_Prompt_: Search the material below for the string "IService" and list each line that holds it.

* start *

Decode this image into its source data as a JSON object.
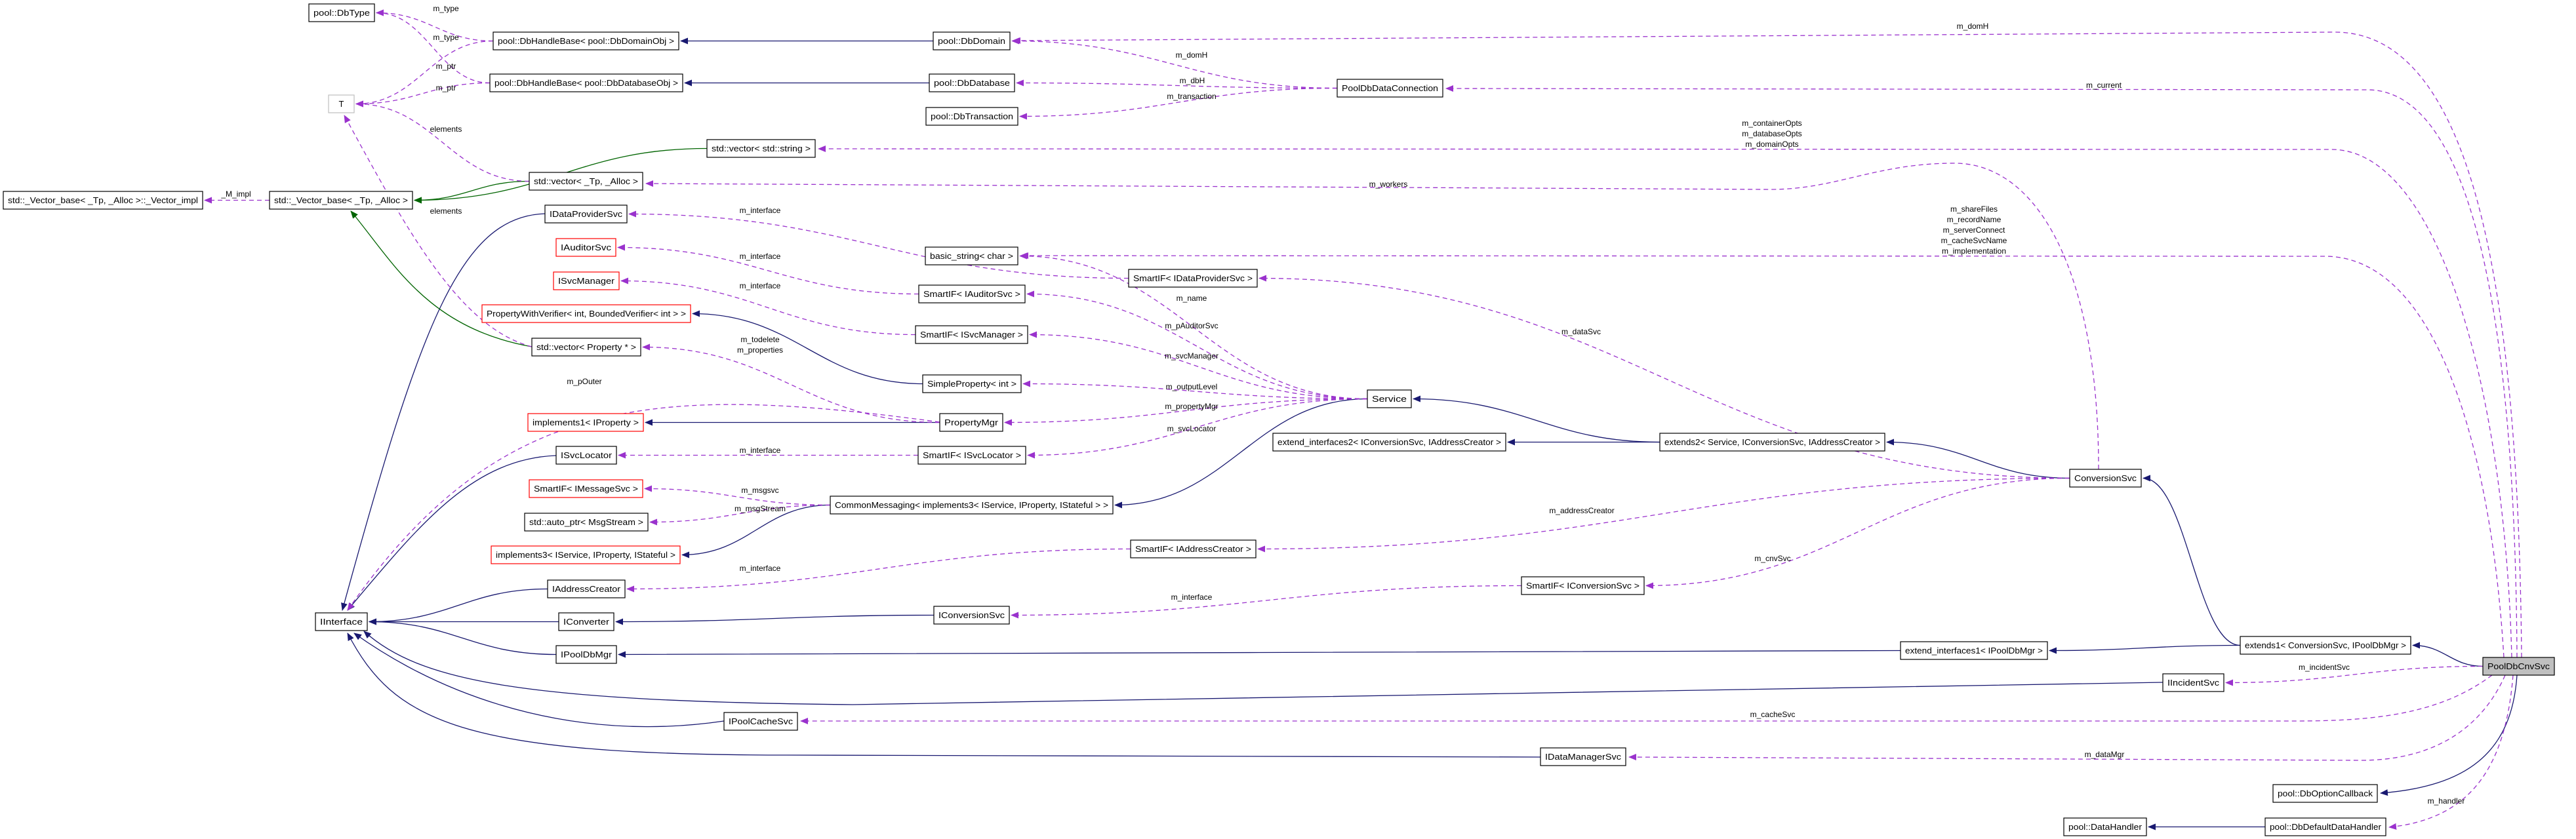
{
  "diagram": {
    "title": "",
    "colors": {
      "inherit": "#191970",
      "template": "#006400",
      "usage": "#9a32cd",
      "highlight_fill": "#bfbfbf",
      "undocumented_border": "#ff0000"
    },
    "nodes": [
      {
        "id": "DbType",
        "label": "pool::DbType",
        "style": "normal"
      },
      {
        "id": "HBDom",
        "label": "pool::DbHandleBase< pool::DbDomainObj >",
        "style": "normal"
      },
      {
        "id": "HBDb",
        "label": "pool::DbHandleBase< pool::DbDatabaseObj >",
        "style": "normal"
      },
      {
        "id": "T",
        "label": "T",
        "style": "gray"
      },
      {
        "id": "VecStr",
        "label": "std::vector< std::string >",
        "style": "normal"
      },
      {
        "id": "VecTp",
        "label": "std::vector< _Tp, _Alloc >",
        "style": "normal"
      },
      {
        "id": "VImpl",
        "label": "std::_Vector_base< _Tp, _Alloc >::_Vector_impl",
        "style": "normal"
      },
      {
        "id": "VBase",
        "label": "std::_Vector_base< _Tp, _Alloc >",
        "style": "normal"
      },
      {
        "id": "IDPS",
        "label": "IDataProviderSvc",
        "style": "normal"
      },
      {
        "id": "IAud",
        "label": "IAuditorSvc",
        "style": "red"
      },
      {
        "id": "ISvcM",
        "label": "ISvcManager",
        "style": "red"
      },
      {
        "id": "PWV",
        "label": "PropertyWithVerifier< int, BoundedVerifier< int > >",
        "style": "red"
      },
      {
        "id": "VecProp",
        "label": "std::vector< Property * >",
        "style": "normal"
      },
      {
        "id": "Impl1",
        "label": "implements1< IProperty >",
        "style": "red"
      },
      {
        "id": "ISvcL",
        "label": "ISvcLocator",
        "style": "normal"
      },
      {
        "id": "SIMsg",
        "label": "SmartIF< IMessageSvc >",
        "style": "red"
      },
      {
        "id": "AutoPtr",
        "label": "std::auto_ptr< MsgStream >",
        "style": "normal"
      },
      {
        "id": "Impl3",
        "label": "implements3< IService, IProperty, IStateful >",
        "style": "red"
      },
      {
        "id": "IAddr",
        "label": "IAddressCreator",
        "style": "normal"
      },
      {
        "id": "IInt",
        "label": "IInterface",
        "style": "normal"
      },
      {
        "id": "IConv",
        "label": "IConverter",
        "style": "normal"
      },
      {
        "id": "IPDM",
        "label": "IPoolDbMgr",
        "style": "normal"
      },
      {
        "id": "IPCS",
        "label": "IPoolCacheSvc",
        "style": "normal"
      },
      {
        "id": "DbDomain",
        "label": "pool::DbDomain",
        "style": "normal"
      },
      {
        "id": "DbDatabase",
        "label": "pool::DbDatabase",
        "style": "normal"
      },
      {
        "id": "DbTransaction",
        "label": "pool::DbTransaction",
        "style": "normal"
      },
      {
        "id": "PDDC",
        "label": "PoolDbDataConnection",
        "style": "normal"
      },
      {
        "id": "BStr",
        "label": "basic_string< char >",
        "style": "normal"
      },
      {
        "id": "SIDPS",
        "label": "SmartIF< IDataProviderSvc >",
        "style": "normal"
      },
      {
        "id": "SIAud",
        "label": "SmartIF< IAuditorSvc >",
        "style": "normal"
      },
      {
        "id": "SISvcM",
        "label": "SmartIF< ISvcManager >",
        "style": "normal"
      },
      {
        "id": "SProp",
        "label": "SimpleProperty< int >",
        "style": "normal"
      },
      {
        "id": "Service",
        "label": "Service",
        "style": "normal"
      },
      {
        "id": "PMgr",
        "label": "PropertyMgr",
        "style": "normal"
      },
      {
        "id": "SISvcL",
        "label": "SmartIF< ISvcLocator >",
        "style": "normal"
      },
      {
        "id": "EI2",
        "label": "extend_interfaces2< IConversionSvc, IAddressCreator >",
        "style": "normal"
      },
      {
        "id": "Ext2",
        "label": "extends2< Service, IConversionSvc, IAddressCreator >",
        "style": "normal"
      },
      {
        "id": "CM",
        "label": "CommonMessaging< implements3< IService, IProperty, IStateful > >",
        "style": "normal"
      },
      {
        "id": "SIAddr",
        "label": "SmartIF< IAddressCreator >",
        "style": "normal"
      },
      {
        "id": "SIConv",
        "label": "SmartIF< IConversionSvc >",
        "style": "normal"
      },
      {
        "id": "IConvSvc",
        "label": "IConversionSvc",
        "style": "normal"
      },
      {
        "id": "IDMS",
        "label": "IDataManagerSvc",
        "style": "normal"
      },
      {
        "id": "CnvSvc",
        "label": "ConversionSvc",
        "style": "normal"
      },
      {
        "id": "EI1",
        "label": "extend_interfaces1< IPoolDbMgr >",
        "style": "normal"
      },
      {
        "id": "Ext1",
        "label": "extends1< ConversionSvc, IPoolDbMgr >",
        "style": "normal"
      },
      {
        "id": "Pool",
        "label": "PoolDbCnvSvc",
        "style": "root"
      },
      {
        "id": "IInc",
        "label": "IIncidentSvc",
        "style": "normal"
      },
      {
        "id": "DOC",
        "label": "pool::DbOptionCallback",
        "style": "normal"
      },
      {
        "id": "DH",
        "label": "pool::DataHandler",
        "style": "normal"
      },
      {
        "id": "DDH",
        "label": "pool::DbDefaultDataHandler",
        "style": "normal"
      }
    ],
    "edges": [
      {
        "from": "DbDomain",
        "to": "HBDom",
        "kind": "inherit",
        "label": []
      },
      {
        "from": "DbDatabase",
        "to": "HBDb",
        "kind": "inherit",
        "label": []
      },
      {
        "from": "IDPS",
        "to": "IInt",
        "kind": "inherit",
        "label": []
      },
      {
        "from": "ISvcL",
        "to": "IInt",
        "kind": "inherit",
        "label": []
      },
      {
        "from": "IAddr",
        "to": "IInt",
        "kind": "inherit",
        "label": []
      },
      {
        "from": "IConv",
        "to": "IInt",
        "kind": "inherit",
        "label": []
      },
      {
        "from": "IPDM",
        "to": "IInt",
        "kind": "inherit",
        "label": []
      },
      {
        "from": "IInc",
        "to": "IInt",
        "kind": "inherit",
        "label": []
      },
      {
        "from": "IPCS",
        "to": "IInt",
        "kind": "inherit",
        "label": []
      },
      {
        "from": "IDMS",
        "to": "IInt",
        "kind": "inherit",
        "label": []
      },
      {
        "from": "IConvSvc",
        "to": "IConv",
        "kind": "inherit",
        "label": []
      },
      {
        "from": "PMgr",
        "to": "Impl1",
        "kind": "inherit",
        "label": []
      },
      {
        "from": "SProp",
        "to": "PWV",
        "kind": "inherit",
        "label": []
      },
      {
        "from": "Service",
        "to": "CM",
        "kind": "inherit",
        "label": []
      },
      {
        "from": "CM",
        "to": "Impl3",
        "kind": "inherit",
        "label": []
      },
      {
        "from": "Ext2",
        "to": "Service",
        "kind": "inherit",
        "label": []
      },
      {
        "from": "Ext2",
        "to": "EI2",
        "kind": "inherit",
        "label": []
      },
      {
        "from": "CnvSvc",
        "to": "Ext2",
        "kind": "inherit",
        "label": []
      },
      {
        "from": "Ext1",
        "to": "CnvSvc",
        "kind": "inherit",
        "label": []
      },
      {
        "from": "Ext1",
        "to": "EI1",
        "kind": "inherit",
        "label": []
      },
      {
        "from": "EI1",
        "to": "IPDM",
        "kind": "inherit",
        "label": []
      },
      {
        "from": "Pool",
        "to": "Ext1",
        "kind": "inherit",
        "label": []
      },
      {
        "from": "Pool",
        "to": "DOC",
        "kind": "inherit",
        "label": []
      },
      {
        "from": "DDH",
        "to": "DH",
        "kind": "inherit",
        "label": []
      },
      {
        "from": "VecStr",
        "to": "VBase",
        "kind": "template",
        "label": []
      },
      {
        "from": "VecTp",
        "to": "VBase",
        "kind": "template",
        "label": []
      },
      {
        "from": "VecProp",
        "to": "VBase",
        "kind": "template",
        "label": []
      },
      {
        "from": "HBDom",
        "to": "DbType",
        "kind": "usage",
        "label": [
          "m_type"
        ]
      },
      {
        "from": "HBDb",
        "to": "DbType",
        "kind": "usage",
        "label": [
          "m_type"
        ]
      },
      {
        "from": "HBDom",
        "to": "T",
        "kind": "usage",
        "label": [
          "m_ptr"
        ]
      },
      {
        "from": "HBDb",
        "to": "T",
        "kind": "usage",
        "label": [
          "m_ptr"
        ]
      },
      {
        "from": "VecTp",
        "to": "T",
        "kind": "usage",
        "label": [
          "elements"
        ]
      },
      {
        "from": "VecProp",
        "to": "T",
        "kind": "usage",
        "label": [
          "elements"
        ]
      },
      {
        "from": "VBase",
        "to": "VImpl",
        "kind": "usage",
        "label": [
          "_M_impl"
        ]
      },
      {
        "from": "PDDC",
        "to": "DbDomain",
        "kind": "usage",
        "label": [
          "m_domH"
        ]
      },
      {
        "from": "PDDC",
        "to": "DbDatabase",
        "kind": "usage",
        "label": [
          "m_dbH"
        ]
      },
      {
        "from": "PDDC",
        "to": "DbTransaction",
        "kind": "usage",
        "label": [
          "m_transaction"
        ]
      },
      {
        "from": "Pool",
        "to": "DbDomain",
        "kind": "usage",
        "label": [
          "m_domH"
        ]
      },
      {
        "from": "Pool",
        "to": "PDDC",
        "kind": "usage",
        "label": [
          "m_current"
        ]
      },
      {
        "from": "Pool",
        "to": "VecStr",
        "kind": "usage",
        "label": [
          "m_containerOpts",
          "m_databaseOpts",
          "m_domainOpts"
        ]
      },
      {
        "from": "CnvSvc",
        "to": "VecTp",
        "kind": "usage",
        "label": [
          "m_workers"
        ]
      },
      {
        "from": "Pool",
        "to": "BStr",
        "kind": "usage",
        "label": [
          "m_shareFiles",
          "m_recordName",
          "m_serverConnect",
          "m_cacheSvcName",
          "m_implementation"
        ]
      },
      {
        "from": "SIDPS",
        "to": "IDPS",
        "kind": "usage",
        "label": [
          "m_interface"
        ]
      },
      {
        "from": "SIAud",
        "to": "IAud",
        "kind": "usage",
        "label": [
          "m_interface"
        ]
      },
      {
        "from": "SISvcM",
        "to": "ISvcM",
        "kind": "usage",
        "label": [
          "m_interface"
        ]
      },
      {
        "from": "PMgr",
        "to": "VecProp",
        "kind": "usage",
        "label": [
          "m_todelete",
          "m_properties"
        ]
      },
      {
        "from": "PMgr",
        "to": "IInt",
        "kind": "usage",
        "label": [
          "m_pOuter"
        ]
      },
      {
        "from": "SISvcL",
        "to": "ISvcL",
        "kind": "usage",
        "label": [
          "m_interface"
        ]
      },
      {
        "from": "CM",
        "to": "SIMsg",
        "kind": "usage",
        "label": [
          "m_msgsvc"
        ]
      },
      {
        "from": "CM",
        "to": "AutoPtr",
        "kind": "usage",
        "label": [
          "m_msgStream"
        ]
      },
      {
        "from": "SIAddr",
        "to": "IAddr",
        "kind": "usage",
        "label": [
          "m_interface"
        ]
      },
      {
        "from": "SIConv",
        "to": "IConvSvc",
        "kind": "usage",
        "label": [
          "m_interface"
        ]
      },
      {
        "from": "Service",
        "to": "BStr",
        "kind": "usage",
        "label": [
          "m_name"
        ]
      },
      {
        "from": "Service",
        "to": "SIAud",
        "kind": "usage",
        "label": [
          "m_pAuditorSvc"
        ]
      },
      {
        "from": "Service",
        "to": "SISvcM",
        "kind": "usage",
        "label": [
          "m_svcManager"
        ]
      },
      {
        "from": "Service",
        "to": "SProp",
        "kind": "usage",
        "label": [
          "m_outputLevel"
        ]
      },
      {
        "from": "Service",
        "to": "PMgr",
        "kind": "usage",
        "label": [
          "m_propertyMgr"
        ]
      },
      {
        "from": "Service",
        "to": "SISvcL",
        "kind": "usage",
        "label": [
          "m_svcLocator"
        ]
      },
      {
        "from": "CnvSvc",
        "to": "SIDPS",
        "kind": "usage",
        "label": [
          "m_dataSvc"
        ]
      },
      {
        "from": "CnvSvc",
        "to": "SIAddr",
        "kind": "usage",
        "label": [
          "m_addressCreator"
        ]
      },
      {
        "from": "CnvSvc",
        "to": "SIConv",
        "kind": "usage",
        "label": [
          "m_cnvSvc"
        ]
      },
      {
        "from": "Pool",
        "to": "IInc",
        "kind": "usage",
        "label": [
          "m_incidentSvc"
        ]
      },
      {
        "from": "Pool",
        "to": "IPCS",
        "kind": "usage",
        "label": [
          "m_cacheSvc"
        ]
      },
      {
        "from": "Pool",
        "to": "IDMS",
        "kind": "usage",
        "label": [
          "m_dataMgr"
        ]
      },
      {
        "from": "Pool",
        "to": "DDH",
        "kind": "usage",
        "label": [
          "m_handler"
        ]
      }
    ]
  }
}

* end *

_Correct output_:
        "label": "implements3< IService, IProperty, IStateful >",
        "label": "CommonMessaging< implements3< IService, IProperty, IStateful > >",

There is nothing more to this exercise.